§ **WHAT YOU WILL DO**: Using the data below, copy every line that contains the word "shown".

───── STORED DATA

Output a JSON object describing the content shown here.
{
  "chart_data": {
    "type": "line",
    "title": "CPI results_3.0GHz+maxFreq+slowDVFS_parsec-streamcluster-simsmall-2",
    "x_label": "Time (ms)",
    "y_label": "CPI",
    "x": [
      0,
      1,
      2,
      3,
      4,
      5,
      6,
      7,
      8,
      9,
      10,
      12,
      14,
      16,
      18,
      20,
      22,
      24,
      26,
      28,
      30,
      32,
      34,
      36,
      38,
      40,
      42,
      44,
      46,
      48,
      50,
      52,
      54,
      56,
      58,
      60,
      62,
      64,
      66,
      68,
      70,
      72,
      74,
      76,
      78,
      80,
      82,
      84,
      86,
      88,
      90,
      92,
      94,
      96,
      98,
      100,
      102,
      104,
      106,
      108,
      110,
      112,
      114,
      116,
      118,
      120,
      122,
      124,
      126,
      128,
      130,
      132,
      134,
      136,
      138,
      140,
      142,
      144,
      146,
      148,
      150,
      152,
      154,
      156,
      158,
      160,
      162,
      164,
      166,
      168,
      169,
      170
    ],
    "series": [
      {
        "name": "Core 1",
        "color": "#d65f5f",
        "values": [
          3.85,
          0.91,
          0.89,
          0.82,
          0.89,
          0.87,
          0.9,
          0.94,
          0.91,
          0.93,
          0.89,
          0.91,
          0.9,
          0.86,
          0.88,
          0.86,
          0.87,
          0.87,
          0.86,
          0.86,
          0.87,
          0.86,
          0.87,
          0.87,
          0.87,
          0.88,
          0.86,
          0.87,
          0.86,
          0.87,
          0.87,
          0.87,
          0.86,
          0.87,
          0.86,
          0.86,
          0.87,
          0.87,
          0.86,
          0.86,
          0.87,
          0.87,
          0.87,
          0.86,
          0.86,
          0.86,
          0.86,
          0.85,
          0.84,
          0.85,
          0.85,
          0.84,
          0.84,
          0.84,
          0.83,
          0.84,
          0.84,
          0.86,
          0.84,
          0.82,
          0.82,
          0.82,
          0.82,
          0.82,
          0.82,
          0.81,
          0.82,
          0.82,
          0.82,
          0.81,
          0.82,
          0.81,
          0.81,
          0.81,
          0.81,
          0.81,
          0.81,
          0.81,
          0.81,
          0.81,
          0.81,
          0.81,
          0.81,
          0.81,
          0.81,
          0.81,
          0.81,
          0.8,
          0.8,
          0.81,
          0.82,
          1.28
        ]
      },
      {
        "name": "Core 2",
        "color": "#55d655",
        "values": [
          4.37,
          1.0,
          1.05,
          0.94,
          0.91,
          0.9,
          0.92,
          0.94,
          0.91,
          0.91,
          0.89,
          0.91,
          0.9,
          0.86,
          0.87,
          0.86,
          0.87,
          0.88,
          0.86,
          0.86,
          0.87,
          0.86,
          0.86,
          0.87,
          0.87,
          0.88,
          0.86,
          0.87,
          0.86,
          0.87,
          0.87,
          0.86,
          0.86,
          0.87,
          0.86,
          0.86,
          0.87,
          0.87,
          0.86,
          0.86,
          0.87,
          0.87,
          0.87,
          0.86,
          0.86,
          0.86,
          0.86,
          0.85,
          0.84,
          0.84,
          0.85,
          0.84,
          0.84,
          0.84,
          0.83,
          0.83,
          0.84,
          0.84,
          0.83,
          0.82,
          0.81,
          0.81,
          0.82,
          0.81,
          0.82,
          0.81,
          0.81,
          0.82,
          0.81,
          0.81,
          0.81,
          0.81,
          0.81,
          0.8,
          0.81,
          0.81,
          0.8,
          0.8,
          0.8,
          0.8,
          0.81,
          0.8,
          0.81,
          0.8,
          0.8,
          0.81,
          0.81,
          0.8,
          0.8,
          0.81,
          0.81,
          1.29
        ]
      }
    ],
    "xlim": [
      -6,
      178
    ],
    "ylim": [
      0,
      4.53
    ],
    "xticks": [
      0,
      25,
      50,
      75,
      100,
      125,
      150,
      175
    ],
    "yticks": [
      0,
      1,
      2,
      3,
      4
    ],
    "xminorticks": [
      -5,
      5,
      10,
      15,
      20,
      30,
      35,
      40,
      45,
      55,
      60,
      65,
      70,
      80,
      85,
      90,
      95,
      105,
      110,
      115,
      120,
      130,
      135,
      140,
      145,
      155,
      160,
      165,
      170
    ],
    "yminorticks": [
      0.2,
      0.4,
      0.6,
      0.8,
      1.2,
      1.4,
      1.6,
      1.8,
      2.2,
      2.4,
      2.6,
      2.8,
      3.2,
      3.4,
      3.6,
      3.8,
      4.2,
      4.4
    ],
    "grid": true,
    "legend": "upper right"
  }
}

──────────
───── STORED DATA

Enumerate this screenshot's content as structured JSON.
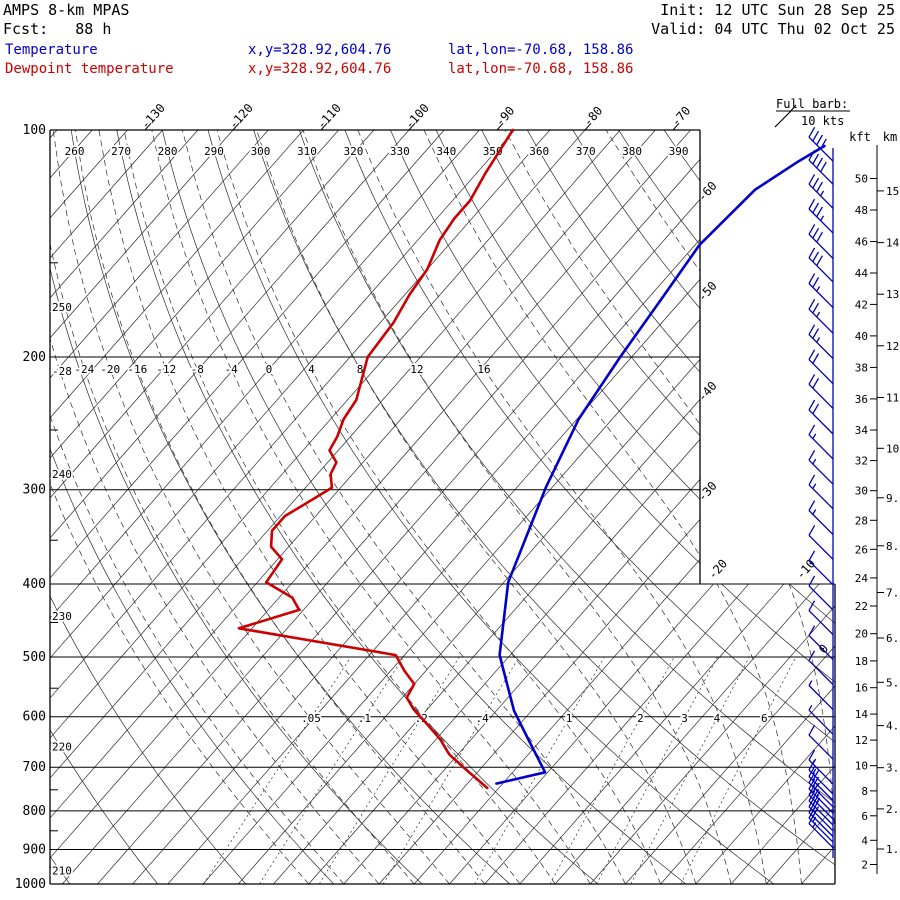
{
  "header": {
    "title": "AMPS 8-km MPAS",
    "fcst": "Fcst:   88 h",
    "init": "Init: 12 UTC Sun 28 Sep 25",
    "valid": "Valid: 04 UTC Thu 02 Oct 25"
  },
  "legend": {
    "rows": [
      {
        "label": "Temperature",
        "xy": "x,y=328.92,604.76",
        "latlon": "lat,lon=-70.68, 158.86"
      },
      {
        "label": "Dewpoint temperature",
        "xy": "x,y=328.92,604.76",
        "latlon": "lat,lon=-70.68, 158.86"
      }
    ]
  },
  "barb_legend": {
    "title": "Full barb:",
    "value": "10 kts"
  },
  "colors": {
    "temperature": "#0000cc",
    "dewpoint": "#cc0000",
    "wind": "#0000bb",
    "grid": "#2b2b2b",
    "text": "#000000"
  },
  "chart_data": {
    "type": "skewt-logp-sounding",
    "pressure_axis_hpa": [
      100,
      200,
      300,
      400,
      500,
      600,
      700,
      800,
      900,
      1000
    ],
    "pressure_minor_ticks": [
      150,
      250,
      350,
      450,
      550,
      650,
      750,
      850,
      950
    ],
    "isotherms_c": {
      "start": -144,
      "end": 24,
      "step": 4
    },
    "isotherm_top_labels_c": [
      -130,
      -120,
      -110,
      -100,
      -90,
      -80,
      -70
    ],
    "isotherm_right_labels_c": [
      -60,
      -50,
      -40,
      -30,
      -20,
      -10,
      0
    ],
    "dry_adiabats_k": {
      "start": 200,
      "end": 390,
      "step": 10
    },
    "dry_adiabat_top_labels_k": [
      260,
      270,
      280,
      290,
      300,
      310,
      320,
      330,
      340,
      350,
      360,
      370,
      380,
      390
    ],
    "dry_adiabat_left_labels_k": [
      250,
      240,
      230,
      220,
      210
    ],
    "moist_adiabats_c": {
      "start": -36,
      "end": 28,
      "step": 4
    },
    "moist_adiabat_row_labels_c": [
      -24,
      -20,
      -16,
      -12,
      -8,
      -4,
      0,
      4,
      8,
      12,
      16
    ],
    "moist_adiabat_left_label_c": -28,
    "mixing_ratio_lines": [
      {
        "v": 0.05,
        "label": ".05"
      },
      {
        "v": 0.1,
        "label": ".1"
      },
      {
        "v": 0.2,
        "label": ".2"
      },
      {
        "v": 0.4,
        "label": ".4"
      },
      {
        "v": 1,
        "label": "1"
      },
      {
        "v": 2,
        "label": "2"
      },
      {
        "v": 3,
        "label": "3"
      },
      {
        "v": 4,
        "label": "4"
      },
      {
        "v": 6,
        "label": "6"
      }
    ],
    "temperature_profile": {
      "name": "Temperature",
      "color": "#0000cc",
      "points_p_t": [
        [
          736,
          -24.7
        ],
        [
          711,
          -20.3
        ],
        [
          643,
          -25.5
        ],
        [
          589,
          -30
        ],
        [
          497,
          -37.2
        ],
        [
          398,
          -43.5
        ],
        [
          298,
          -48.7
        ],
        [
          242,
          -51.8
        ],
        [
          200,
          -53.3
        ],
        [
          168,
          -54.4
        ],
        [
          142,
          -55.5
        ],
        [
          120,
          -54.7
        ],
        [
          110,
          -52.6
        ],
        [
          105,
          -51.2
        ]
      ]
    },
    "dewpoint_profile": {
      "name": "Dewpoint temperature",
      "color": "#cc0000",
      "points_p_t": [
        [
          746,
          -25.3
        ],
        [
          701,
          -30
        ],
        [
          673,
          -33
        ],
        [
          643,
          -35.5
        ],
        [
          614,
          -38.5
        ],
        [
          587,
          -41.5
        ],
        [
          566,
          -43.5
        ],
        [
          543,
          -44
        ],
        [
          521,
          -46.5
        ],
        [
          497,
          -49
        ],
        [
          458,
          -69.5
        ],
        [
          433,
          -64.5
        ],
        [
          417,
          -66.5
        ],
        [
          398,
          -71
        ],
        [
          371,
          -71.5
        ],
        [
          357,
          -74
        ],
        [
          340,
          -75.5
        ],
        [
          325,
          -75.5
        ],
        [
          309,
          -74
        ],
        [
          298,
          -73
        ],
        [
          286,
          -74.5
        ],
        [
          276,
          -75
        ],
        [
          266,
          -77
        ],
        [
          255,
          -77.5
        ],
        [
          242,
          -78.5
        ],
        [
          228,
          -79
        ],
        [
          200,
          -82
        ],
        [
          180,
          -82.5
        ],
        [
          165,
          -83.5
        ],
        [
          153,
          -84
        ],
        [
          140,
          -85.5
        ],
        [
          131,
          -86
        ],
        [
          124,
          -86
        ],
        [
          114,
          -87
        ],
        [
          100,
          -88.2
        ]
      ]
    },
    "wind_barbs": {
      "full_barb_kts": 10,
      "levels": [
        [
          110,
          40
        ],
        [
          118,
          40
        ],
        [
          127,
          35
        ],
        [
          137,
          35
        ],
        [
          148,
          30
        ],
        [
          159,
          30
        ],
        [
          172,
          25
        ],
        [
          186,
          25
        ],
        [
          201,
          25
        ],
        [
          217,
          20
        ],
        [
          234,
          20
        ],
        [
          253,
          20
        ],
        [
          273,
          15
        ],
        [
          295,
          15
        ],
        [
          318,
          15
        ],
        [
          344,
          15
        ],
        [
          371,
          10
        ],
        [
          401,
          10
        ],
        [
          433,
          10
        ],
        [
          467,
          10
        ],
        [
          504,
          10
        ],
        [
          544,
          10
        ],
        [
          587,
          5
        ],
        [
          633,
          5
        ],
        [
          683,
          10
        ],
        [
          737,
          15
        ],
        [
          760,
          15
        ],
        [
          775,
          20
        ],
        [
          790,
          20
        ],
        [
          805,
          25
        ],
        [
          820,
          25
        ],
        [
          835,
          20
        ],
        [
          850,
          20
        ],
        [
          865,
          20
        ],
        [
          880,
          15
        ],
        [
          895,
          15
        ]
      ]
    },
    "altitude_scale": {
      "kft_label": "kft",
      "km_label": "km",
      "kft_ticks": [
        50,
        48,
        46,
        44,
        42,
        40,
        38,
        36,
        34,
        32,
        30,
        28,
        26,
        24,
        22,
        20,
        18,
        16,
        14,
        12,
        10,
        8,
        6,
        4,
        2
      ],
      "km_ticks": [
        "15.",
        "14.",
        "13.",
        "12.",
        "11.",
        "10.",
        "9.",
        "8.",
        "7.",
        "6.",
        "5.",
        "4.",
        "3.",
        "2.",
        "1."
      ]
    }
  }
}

──────────
───── STORED DATA

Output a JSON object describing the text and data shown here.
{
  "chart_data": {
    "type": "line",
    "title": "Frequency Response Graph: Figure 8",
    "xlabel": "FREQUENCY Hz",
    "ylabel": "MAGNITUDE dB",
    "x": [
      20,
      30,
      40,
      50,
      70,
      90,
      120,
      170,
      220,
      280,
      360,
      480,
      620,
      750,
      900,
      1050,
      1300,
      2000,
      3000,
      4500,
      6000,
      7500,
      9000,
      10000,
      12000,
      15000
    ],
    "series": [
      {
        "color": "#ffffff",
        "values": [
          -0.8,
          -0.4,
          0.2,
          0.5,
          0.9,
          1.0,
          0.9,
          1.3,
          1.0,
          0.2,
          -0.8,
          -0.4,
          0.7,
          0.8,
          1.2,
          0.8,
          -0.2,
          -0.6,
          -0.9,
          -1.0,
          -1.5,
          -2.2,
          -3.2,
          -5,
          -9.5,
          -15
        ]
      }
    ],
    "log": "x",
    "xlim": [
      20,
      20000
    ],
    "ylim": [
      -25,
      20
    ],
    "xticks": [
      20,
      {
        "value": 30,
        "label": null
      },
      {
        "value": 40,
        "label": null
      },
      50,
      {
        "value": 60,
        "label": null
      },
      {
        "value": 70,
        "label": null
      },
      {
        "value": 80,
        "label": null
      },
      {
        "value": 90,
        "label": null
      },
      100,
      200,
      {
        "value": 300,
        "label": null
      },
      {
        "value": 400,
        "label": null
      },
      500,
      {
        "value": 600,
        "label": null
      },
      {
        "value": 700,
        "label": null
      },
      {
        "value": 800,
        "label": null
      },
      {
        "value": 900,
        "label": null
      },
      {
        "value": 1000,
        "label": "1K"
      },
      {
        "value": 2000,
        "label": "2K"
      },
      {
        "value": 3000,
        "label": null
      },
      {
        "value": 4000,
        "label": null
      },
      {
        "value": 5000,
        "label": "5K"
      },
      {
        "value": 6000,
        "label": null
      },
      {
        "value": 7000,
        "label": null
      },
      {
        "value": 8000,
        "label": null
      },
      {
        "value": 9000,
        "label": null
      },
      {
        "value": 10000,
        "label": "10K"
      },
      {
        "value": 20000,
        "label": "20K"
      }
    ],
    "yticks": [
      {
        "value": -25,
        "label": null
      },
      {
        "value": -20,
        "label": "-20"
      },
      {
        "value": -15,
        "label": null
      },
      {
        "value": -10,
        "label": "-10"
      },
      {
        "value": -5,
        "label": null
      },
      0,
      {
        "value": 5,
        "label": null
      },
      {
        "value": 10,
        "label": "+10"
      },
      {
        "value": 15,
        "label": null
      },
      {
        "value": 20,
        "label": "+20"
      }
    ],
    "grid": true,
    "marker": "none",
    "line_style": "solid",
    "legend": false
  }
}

──────────

§ **RESPONSE TO THIS TASK**:
Output a JSON object describing the content shown here.
Output a JSON object describing the text and data shown here.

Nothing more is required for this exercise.